PASSAGE SHOWN below:
Estrogen-Mediated Neuroprotection After Experimental Stroke in Male Rats
Background and Purpose—We have previously shown that 17β-estradiol reduces infarction volume in female rats. The present study determined whether single injection or chronic implantation of estrogen confers neuroprotection in male animals with middle cerebral artery occlusion (MCAO) and whether there is an interaction with endogenous testosterone.
Methods—Male Wistar rats were treated with 2 hours of reversible MCAO. In protocol 1, acute versus chronic estrogen administration was examined in groups receiving the following: Premarin (USP) 1 mg/kg IV, immediately before MCAO (Acute, n=13, plasma estradiol=171±51 pg/mL); 7 days of 25 μg (E25, n=10, 10±3 pg/mL) or 100 μg 17β-estradiol (E100, n=12, 69±20 pg/mL) by subcutaneous implant; or saline (SAL, n=21, 3±1 pg/mL). Laser-Doppler flowmetry was used to monitor the ipsilateral parietal cortex throughout the ischemic period and early reperfusion. At 22 hours of reperfusion, infarction volume was determined by 0 2,3,5-triphenyltetrazolium chloride staining and image analysis. In protocol 2, rats were castrated to deplete endogenous testosterone and then treated with estradiol implants: castration only (CAST, n=13, estradiol=5±2 pg/mL), sham-operated (SHAM, n=10, 4±2 pg/mL), estradiol implant 25 μg (CAST+E25, n=16, 7±2 pg/mL) or 100 μg (CAST+E100, n=14, 77±14 pg/mL).
End of PASSAGE SHOWN.
> **TASKS TO PERFORM**:
**A.** Copy the part of the estrogen stroke abstract from "Estrogen-Mediated Neuroprotection After" up to and including "with endogenous testosterone.".
**B.** Pick up the estrogen stroke abstract right after its last sentence and keep writing it.
The items that come next have nothing to do with the estrogen stroke abstract.
RECORDED INFORMATION below:
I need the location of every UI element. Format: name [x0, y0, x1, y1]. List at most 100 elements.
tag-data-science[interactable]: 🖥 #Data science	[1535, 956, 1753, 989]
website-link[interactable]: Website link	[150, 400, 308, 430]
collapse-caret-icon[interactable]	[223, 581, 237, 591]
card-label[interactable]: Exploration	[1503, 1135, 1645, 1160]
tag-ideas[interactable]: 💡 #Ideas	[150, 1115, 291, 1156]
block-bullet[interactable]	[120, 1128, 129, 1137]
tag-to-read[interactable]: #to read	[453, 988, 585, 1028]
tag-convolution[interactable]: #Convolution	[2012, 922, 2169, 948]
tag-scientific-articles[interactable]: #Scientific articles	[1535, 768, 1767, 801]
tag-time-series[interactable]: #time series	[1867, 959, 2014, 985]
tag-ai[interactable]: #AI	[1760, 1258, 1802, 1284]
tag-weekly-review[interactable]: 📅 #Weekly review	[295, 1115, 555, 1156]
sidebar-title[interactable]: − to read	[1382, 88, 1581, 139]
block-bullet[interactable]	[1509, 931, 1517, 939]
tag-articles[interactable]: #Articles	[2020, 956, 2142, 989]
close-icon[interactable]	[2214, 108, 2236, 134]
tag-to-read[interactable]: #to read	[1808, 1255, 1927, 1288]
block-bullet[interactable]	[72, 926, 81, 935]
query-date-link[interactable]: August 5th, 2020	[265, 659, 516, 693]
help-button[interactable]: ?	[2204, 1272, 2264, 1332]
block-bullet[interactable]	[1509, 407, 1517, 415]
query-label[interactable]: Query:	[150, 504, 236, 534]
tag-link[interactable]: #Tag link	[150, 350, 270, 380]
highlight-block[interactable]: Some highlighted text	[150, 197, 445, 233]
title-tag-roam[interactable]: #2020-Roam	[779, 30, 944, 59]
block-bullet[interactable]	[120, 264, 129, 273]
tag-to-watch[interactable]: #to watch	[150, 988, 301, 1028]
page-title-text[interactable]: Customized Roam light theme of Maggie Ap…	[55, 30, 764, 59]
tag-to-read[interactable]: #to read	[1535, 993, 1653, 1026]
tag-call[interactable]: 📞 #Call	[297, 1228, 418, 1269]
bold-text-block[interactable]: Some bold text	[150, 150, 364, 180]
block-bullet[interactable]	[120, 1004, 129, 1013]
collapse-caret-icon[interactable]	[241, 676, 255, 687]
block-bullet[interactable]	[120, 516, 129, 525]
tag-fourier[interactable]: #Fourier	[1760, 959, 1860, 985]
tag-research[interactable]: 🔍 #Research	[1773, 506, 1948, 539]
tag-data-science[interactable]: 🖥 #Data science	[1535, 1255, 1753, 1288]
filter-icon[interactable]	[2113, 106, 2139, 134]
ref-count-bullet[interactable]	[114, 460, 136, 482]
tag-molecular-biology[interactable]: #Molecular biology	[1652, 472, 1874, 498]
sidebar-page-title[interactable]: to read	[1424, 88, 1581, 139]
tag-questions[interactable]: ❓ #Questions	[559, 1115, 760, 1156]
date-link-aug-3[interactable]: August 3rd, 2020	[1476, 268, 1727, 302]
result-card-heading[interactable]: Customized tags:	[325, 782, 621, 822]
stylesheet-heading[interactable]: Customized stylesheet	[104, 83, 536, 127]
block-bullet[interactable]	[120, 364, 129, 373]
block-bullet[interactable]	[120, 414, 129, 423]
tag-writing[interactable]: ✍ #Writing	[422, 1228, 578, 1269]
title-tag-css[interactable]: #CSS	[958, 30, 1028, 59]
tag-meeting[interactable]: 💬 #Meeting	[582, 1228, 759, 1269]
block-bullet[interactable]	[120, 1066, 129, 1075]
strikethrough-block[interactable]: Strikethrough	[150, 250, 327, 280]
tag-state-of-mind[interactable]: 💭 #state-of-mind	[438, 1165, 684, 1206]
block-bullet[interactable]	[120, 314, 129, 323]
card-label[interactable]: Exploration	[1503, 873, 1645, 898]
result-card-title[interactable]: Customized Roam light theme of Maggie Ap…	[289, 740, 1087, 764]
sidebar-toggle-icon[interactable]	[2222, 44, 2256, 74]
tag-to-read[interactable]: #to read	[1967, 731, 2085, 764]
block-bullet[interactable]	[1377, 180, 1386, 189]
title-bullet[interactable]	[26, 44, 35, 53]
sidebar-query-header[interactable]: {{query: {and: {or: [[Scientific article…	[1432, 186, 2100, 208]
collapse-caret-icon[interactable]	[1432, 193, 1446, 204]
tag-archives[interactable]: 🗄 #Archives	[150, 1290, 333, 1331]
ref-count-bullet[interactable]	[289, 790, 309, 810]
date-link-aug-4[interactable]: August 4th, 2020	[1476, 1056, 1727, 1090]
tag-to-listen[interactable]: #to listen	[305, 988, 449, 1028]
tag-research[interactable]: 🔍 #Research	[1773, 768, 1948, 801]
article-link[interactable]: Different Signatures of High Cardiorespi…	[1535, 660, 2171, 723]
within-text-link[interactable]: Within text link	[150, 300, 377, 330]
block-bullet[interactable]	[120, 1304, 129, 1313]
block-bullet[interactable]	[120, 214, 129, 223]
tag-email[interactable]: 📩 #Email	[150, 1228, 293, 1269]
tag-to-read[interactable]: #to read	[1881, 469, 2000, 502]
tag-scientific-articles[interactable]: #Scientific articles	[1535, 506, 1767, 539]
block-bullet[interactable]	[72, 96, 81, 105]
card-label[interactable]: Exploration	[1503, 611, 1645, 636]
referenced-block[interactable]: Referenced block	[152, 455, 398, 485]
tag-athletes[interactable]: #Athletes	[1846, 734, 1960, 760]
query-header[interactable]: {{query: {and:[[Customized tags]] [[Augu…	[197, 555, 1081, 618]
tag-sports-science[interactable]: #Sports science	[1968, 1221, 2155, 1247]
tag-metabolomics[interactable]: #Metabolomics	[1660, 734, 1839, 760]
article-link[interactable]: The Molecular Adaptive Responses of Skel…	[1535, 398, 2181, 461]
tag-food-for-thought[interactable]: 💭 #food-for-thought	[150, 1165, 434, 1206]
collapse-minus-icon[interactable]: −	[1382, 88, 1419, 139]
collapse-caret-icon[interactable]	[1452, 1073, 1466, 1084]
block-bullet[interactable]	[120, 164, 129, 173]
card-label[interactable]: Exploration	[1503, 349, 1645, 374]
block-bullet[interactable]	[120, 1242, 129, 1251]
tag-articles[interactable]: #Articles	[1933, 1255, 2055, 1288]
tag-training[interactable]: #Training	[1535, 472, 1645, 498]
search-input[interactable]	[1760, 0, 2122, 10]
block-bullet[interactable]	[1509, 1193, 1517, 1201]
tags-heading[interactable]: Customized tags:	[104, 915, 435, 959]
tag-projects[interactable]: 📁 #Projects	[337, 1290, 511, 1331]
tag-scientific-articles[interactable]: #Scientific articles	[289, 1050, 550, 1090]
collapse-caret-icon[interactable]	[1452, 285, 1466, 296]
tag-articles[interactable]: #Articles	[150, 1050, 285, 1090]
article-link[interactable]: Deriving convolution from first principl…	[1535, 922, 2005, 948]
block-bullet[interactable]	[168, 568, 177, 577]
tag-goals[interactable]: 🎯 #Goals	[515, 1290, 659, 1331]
End of RECORDED INFORMATION.
> **OUTPUTS IN ORDER**:
**A.**
Estrogen-Mediated Neuroprotection After Experimental Stroke in Male Rats
Background and Purpose—We have previously shown that 17β-estradiol reduces infarction volume in female rats. The present study determined whether single injection or chronic implantation of estrogen confers neuroprotection in male animals with middle cerebral artery occlusion (MCAO) and whether there is an interaction with endogenous testosterone.

**B.**
Results—Cortical infarct volumes were reduced in all estrogen-treated groups: Acute (21±4% of ipsilateral cortex), E25 (12±5%), and E100 (12±3%) relative to SAL (38±5%). Caudate infarction was similarly decreased: Acute (39±7% of ipsilateral striatum), E25 (25±7%), and E100 (34±6%) relative to SAL (63±4%). Castration did not alter ischemic outcome; cortical and caudate infarction (percentage of respective ipsilateral regions) were 37±5% and 59±5% in CAST and 39±7% and 57±5% in SHAM, respectively. Estrogen replacement reduced infarction volume in castrated animals in cortex (19±4% in CAST+E25 and 12±4% in CAST+E100) and in caudate (42±6% in CAST+25 and 20±7% in CAST+100). Laser-Doppler flowmetry results during ischemia and reperfusion was not different among groups.
Conclusions—Both acute and chronic 17β-estradiol treatments protect male brain in experimental stroke. Testosterone availability does not alter estradiol-mediated tissue salvage after MCAO.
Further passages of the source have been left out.